EXERCISE DIRECTIONS =>
Wherever a line in the data below holds "气候类型多种多样", copy that line.

[START OF DATA EXTRACT]

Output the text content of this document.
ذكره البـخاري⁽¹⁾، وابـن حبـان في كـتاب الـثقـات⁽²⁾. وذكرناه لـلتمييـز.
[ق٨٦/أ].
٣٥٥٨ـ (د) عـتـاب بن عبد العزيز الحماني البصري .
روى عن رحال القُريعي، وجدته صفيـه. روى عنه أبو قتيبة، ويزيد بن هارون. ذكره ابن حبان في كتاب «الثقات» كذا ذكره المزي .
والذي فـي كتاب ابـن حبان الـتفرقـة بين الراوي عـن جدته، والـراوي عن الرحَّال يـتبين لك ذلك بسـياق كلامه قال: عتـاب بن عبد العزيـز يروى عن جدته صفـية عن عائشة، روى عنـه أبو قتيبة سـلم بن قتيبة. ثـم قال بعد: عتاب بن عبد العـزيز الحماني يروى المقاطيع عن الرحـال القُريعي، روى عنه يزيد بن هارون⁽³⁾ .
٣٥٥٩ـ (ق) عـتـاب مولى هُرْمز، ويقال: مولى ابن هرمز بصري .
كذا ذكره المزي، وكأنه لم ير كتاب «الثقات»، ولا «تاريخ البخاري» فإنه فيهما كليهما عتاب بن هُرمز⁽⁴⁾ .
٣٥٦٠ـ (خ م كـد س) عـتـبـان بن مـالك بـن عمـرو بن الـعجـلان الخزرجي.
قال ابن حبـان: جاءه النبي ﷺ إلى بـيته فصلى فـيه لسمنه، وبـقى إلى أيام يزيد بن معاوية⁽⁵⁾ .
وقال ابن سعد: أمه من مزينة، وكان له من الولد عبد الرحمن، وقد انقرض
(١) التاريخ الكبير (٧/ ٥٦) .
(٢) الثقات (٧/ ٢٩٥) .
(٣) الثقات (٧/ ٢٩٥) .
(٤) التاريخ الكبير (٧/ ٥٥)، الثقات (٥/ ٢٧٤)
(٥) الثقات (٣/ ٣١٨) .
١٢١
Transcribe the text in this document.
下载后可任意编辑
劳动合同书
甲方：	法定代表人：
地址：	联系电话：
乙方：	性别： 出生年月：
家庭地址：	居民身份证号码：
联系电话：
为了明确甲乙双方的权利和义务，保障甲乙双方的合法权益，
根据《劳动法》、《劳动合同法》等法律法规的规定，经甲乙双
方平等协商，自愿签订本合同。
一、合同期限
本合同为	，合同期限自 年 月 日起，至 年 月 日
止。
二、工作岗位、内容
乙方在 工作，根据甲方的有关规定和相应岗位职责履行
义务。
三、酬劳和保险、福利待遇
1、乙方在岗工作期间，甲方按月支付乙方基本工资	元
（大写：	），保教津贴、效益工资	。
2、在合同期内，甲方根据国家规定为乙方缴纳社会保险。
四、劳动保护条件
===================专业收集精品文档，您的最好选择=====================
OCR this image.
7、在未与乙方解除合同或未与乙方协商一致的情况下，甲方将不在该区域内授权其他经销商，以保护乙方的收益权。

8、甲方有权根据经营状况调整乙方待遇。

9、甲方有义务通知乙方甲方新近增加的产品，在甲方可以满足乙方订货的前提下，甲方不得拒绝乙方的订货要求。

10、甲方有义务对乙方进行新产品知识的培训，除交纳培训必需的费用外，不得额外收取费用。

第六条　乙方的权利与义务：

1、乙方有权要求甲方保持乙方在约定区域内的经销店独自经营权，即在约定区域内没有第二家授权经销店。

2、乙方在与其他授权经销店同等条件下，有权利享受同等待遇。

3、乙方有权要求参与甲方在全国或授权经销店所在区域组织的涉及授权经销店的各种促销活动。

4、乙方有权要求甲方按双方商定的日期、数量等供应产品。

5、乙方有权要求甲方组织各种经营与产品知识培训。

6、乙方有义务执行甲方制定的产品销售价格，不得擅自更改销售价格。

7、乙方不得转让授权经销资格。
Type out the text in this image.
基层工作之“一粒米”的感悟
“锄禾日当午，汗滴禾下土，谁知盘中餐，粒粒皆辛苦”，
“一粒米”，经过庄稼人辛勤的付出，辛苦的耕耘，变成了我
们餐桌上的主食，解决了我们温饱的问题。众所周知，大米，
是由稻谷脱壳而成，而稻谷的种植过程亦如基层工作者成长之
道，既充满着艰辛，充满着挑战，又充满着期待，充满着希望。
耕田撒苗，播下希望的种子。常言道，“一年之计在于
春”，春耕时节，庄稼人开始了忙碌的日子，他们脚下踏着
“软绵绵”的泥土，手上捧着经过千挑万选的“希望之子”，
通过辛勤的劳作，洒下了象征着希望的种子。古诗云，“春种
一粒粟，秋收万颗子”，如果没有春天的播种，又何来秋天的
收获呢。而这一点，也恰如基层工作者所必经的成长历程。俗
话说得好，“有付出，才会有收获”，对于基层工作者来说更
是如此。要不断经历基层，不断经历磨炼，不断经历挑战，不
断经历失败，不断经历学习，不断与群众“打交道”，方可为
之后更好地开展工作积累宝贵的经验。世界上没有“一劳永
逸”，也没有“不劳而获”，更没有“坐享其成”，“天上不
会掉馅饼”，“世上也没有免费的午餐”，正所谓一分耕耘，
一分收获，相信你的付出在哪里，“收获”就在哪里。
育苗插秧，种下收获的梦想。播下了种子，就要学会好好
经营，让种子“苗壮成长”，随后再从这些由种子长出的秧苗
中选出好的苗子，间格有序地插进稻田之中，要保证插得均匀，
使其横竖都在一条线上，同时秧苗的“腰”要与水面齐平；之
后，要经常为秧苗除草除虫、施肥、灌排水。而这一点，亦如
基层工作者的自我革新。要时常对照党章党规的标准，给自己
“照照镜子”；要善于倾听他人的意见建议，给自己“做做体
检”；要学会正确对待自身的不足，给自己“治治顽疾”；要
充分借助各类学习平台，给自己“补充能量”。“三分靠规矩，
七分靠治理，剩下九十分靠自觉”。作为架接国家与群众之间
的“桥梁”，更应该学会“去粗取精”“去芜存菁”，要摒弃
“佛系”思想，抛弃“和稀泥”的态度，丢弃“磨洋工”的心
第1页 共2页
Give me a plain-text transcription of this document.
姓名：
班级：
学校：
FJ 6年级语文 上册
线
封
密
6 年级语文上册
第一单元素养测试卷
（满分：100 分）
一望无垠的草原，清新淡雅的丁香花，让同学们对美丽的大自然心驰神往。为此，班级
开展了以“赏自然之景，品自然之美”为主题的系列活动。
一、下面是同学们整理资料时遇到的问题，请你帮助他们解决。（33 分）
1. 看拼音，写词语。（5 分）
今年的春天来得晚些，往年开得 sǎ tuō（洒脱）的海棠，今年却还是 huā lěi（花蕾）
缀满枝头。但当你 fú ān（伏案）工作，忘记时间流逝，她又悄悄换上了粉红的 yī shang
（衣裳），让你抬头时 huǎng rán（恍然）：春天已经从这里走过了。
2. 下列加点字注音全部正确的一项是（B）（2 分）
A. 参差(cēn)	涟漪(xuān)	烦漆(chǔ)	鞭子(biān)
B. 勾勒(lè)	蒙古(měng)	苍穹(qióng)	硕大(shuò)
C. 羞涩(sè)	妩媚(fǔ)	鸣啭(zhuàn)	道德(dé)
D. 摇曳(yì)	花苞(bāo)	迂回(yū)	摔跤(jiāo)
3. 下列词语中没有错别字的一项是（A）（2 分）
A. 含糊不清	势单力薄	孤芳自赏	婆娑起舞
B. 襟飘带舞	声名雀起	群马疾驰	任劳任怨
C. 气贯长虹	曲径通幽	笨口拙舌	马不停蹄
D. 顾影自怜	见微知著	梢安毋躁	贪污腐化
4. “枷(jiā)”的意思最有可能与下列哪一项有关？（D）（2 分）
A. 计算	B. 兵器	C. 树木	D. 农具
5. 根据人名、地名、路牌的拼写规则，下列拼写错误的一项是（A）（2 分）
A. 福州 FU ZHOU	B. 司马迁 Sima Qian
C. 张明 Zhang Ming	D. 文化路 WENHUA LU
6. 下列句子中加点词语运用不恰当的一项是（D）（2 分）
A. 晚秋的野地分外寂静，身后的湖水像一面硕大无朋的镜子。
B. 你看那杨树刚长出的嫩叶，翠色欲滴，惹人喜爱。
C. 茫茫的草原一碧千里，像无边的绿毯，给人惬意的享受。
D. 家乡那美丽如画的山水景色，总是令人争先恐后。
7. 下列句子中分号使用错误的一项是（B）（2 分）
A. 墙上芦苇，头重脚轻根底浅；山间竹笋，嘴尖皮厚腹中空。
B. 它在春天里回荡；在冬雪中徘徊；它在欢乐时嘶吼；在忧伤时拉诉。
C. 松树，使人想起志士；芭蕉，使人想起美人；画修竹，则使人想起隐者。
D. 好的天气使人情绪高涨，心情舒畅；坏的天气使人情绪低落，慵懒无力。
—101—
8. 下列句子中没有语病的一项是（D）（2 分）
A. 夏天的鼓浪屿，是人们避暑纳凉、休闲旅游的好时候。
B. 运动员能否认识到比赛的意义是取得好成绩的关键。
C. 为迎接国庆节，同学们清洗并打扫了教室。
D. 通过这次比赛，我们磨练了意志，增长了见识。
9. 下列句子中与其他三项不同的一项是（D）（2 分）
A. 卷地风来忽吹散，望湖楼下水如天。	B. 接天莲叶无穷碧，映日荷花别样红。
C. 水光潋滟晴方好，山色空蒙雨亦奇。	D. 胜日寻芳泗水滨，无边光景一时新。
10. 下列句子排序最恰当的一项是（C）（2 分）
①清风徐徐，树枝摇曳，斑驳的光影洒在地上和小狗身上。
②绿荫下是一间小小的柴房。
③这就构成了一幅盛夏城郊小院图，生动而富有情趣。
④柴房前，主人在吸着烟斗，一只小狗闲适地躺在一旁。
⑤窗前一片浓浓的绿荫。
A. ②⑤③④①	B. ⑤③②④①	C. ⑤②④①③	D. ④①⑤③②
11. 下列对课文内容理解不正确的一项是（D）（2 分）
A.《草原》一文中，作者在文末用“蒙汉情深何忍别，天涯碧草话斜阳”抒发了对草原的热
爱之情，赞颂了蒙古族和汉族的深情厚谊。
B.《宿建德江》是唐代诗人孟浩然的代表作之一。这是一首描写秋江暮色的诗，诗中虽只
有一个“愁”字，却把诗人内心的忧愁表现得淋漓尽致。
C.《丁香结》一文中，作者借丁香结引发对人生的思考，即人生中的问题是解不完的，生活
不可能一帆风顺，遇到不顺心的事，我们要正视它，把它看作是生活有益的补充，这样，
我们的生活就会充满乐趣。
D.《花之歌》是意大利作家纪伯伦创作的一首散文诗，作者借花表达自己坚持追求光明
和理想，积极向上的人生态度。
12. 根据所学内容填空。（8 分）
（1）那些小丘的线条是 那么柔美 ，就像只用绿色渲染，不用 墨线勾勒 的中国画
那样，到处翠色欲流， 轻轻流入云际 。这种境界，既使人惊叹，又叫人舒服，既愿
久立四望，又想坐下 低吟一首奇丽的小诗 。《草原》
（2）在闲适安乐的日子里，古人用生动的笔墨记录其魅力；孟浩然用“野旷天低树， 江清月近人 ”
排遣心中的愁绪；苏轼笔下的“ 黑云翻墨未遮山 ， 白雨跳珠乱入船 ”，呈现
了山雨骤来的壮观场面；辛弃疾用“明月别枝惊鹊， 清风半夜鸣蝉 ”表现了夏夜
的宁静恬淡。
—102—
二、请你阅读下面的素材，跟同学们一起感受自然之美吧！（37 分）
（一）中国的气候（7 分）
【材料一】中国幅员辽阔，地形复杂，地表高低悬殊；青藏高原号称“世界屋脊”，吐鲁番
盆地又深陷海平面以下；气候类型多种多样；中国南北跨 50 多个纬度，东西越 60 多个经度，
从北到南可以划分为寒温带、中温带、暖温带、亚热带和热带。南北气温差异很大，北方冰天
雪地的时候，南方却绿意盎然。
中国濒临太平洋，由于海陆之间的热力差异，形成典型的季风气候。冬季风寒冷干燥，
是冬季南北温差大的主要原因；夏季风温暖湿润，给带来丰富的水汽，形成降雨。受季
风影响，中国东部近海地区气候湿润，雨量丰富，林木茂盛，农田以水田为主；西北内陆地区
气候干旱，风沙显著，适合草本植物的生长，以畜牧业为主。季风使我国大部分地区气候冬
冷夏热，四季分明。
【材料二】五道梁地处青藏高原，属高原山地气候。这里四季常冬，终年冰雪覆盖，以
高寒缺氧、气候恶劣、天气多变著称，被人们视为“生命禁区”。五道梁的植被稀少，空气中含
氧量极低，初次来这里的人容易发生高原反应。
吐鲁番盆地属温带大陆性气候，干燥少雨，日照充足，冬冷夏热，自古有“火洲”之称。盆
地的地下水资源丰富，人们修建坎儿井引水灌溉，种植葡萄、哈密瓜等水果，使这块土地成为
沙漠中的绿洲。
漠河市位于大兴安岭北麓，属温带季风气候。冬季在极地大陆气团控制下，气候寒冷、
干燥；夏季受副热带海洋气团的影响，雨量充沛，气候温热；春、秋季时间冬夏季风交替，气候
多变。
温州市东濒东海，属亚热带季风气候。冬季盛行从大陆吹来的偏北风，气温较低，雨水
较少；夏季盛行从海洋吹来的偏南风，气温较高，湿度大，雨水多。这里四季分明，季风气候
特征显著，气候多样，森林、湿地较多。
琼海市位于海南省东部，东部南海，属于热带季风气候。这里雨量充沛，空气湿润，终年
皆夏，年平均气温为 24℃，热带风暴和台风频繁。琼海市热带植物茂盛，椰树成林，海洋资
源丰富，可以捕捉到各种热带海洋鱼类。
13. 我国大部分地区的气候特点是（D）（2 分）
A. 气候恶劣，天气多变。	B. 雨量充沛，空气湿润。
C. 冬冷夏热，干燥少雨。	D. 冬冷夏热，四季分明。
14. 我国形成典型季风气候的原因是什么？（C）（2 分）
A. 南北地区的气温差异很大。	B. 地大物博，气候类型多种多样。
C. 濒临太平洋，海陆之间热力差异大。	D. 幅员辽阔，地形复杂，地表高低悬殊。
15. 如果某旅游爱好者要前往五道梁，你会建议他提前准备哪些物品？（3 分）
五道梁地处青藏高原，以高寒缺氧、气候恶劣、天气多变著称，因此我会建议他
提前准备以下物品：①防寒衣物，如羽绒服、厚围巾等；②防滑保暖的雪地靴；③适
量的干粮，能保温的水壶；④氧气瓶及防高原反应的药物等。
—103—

[END OF DATA EXTRACT]

SOLUTION =>
盆地又深陷海平面以下；气候类型多种多样；中国南北跨 50 多个纬度，东西越 60 多个经度，
A. 南北地区的气温差异很大。	B. 地大物博，气候类型多种多样。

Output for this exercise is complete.